(Figure dataset records)
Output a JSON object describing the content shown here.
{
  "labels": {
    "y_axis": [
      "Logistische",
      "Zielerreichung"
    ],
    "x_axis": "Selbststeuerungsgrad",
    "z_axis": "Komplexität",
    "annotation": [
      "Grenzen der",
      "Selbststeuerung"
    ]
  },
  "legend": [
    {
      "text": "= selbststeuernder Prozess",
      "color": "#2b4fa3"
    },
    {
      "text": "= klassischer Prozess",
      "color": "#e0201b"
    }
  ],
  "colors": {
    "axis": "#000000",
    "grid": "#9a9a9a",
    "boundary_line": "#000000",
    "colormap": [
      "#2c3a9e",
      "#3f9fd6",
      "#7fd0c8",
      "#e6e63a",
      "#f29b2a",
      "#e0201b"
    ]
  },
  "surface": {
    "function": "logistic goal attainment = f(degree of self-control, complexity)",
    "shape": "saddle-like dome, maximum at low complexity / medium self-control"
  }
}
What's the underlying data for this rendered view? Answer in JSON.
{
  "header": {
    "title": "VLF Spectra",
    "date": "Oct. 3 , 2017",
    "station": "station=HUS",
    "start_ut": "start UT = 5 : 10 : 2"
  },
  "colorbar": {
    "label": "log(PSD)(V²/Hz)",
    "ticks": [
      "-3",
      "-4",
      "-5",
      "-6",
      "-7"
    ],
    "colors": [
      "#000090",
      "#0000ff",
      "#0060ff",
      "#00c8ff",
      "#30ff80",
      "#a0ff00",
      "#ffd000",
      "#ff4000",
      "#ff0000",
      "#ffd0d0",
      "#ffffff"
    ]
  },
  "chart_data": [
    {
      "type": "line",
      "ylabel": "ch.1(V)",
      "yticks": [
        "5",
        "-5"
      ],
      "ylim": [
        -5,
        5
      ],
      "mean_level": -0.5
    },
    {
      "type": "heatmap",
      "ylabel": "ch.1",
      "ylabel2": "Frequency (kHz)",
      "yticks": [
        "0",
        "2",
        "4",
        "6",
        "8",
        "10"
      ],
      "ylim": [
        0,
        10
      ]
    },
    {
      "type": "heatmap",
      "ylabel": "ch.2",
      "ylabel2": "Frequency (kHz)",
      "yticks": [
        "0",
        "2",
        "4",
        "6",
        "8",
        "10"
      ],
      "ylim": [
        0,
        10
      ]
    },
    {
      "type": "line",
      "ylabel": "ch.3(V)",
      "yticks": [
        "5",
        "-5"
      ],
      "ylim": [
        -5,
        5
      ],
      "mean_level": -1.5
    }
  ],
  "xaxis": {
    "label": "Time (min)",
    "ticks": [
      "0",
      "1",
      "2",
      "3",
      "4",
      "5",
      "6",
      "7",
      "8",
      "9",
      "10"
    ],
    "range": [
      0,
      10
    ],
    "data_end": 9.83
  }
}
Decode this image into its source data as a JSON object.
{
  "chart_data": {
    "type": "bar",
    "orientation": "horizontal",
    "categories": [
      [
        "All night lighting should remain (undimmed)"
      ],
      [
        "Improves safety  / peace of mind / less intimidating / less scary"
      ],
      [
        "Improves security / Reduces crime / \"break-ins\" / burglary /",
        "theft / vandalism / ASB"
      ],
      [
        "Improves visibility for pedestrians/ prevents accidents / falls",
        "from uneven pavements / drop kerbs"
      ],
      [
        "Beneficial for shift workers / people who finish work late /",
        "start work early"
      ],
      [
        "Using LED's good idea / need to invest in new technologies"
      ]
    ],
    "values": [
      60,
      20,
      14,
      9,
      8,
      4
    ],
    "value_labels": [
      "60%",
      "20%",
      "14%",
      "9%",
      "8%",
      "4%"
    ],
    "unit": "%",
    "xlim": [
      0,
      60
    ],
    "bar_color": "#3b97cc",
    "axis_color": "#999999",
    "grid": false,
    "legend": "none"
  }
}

The task: Restate all of the entries above precisely.

The answer:
Output a JSON object describing the content shown here.
{
  "labels": {
    "y_axis": [
      "Logistische",
      "Zielerreichung"
    ],
    "x_axis": "Selbststeuerungsgrad",
    "z_axis": "Komplexität",
    "annotation": [
      "Grenzen der",
      "Selbststeuerung"
    ]
  },
  "legend": [
    {
      "text": "= selbststeuernder Prozess",
      "color": "#2b4fa3"
    },
    {
      "text": "= klassischer Prozess",
      "color": "#e0201b"
    }
  ],
  "colors": {
    "axis": "#000000",
    "grid": "#9a9a9a",
    "boundary_line": "#000000",
    "colormap": [
      "#2c3a9e",
      "#3f9fd6",
      "#7fd0c8",
      "#e6e63a",
      "#f29b2a",
      "#e0201b"
    ]
  },
  "surface": {
    "function": "logistic goal attainment = f(degree of self-control, complexity)",
    "shape": "saddle-like dome, maximum at low complexity / medium self-control"
  }
}
What's the underlying data for this rendered view? Answer in JSON.
{
  "header": {
    "title": "VLF Spectra",
    "date": "Oct. 3 , 2017",
    "station": "station=HUS",
    "start_ut": "start UT = 5 : 10 : 2"
  },
  "colorbar": {
    "label": "log(PSD)(V²/Hz)",
    "ticks": [
      "-3",
      "-4",
      "-5",
      "-6",
      "-7"
    ],
    "colors": [
      "#000090",
      "#0000ff",
      "#0060ff",
      "#00c8ff",
      "#30ff80",
      "#a0ff00",
      "#ffd000",
      "#ff4000",
      "#ff0000",
      "#ffd0d0",
      "#ffffff"
    ]
  },
  "chart_data": [
    {
      "type": "line",
      "ylabel": "ch.1(V)",
      "yticks": [
        "5",
        "-5"
      ],
      "ylim": [
        -5,
        5
      ],
      "mean_level": -0.5
    },
    {
      "type": "heatmap",
      "ylabel": "ch.1",
      "ylabel2": "Frequency (kHz)",
      "yticks": [
        "0",
        "2",
        "4",
        "6",
        "8",
        "10"
      ],
      "ylim": [
        0,
        10
      ]
    },
    {
      "type": "heatmap",
      "ylabel": "ch.2",
      "ylabel2": "Frequency (kHz)",
      "yticks": [
        "0",
        "2",
        "4",
        "6",
        "8",
        "10"
      ],
      "ylim": [
        0,
        10
      ]
    },
    {
      "type": "line",
      "ylabel": "ch.3(V)",
      "yticks": [
        "5",
        "-5"
      ],
      "ylim": [
        -5,
        5
      ],
      "mean_level": -1.5
    }
  ],
  "xaxis": {
    "label": "Time (min)",
    "ticks": [
      "0",
      "1",
      "2",
      "3",
      "4",
      "5",
      "6",
      "7",
      "8",
      "9",
      "10"
    ],
    "range": [
      0,
      10
    ],
    "data_end": 9.83
  }
}
Decode this image into its source data as a JSON object.
{
  "chart_data": {
    "type": "bar",
    "orientation": "horizontal",
    "categories": [
      [
        "All night lighting should remain (undimmed)"
      ],
      [
        "Improves safety  / peace of mind / less intimidating / less scary"
      ],
      [
        "Improves security / Reduces crime / \"break-ins\" / burglary /",
        "theft / vandalism / ASB"
      ],
      [
        "Improves visibility for pedestrians/ prevents accidents / falls",
        "from uneven pavements / drop kerbs"
      ],
      [
        "Beneficial for shift workers / people who finish work late /",
        "start work early"
      ],
      [
        "Using LED's good idea / need to invest in new technologies"
      ]
    ],
    "values": [
      60,
      20,
      14,
      9,
      8,
      4
    ],
    "value_labels": [
      "60%",
      "20%",
      "14%",
      "9%",
      "8%",
      "4%"
    ],
    "unit": "%",
    "xlim": [
      0,
      60
    ],
    "bar_color": "#3b97cc",
    "axis_color": "#999999",
    "grid": false,
    "legend": "none"
  }
}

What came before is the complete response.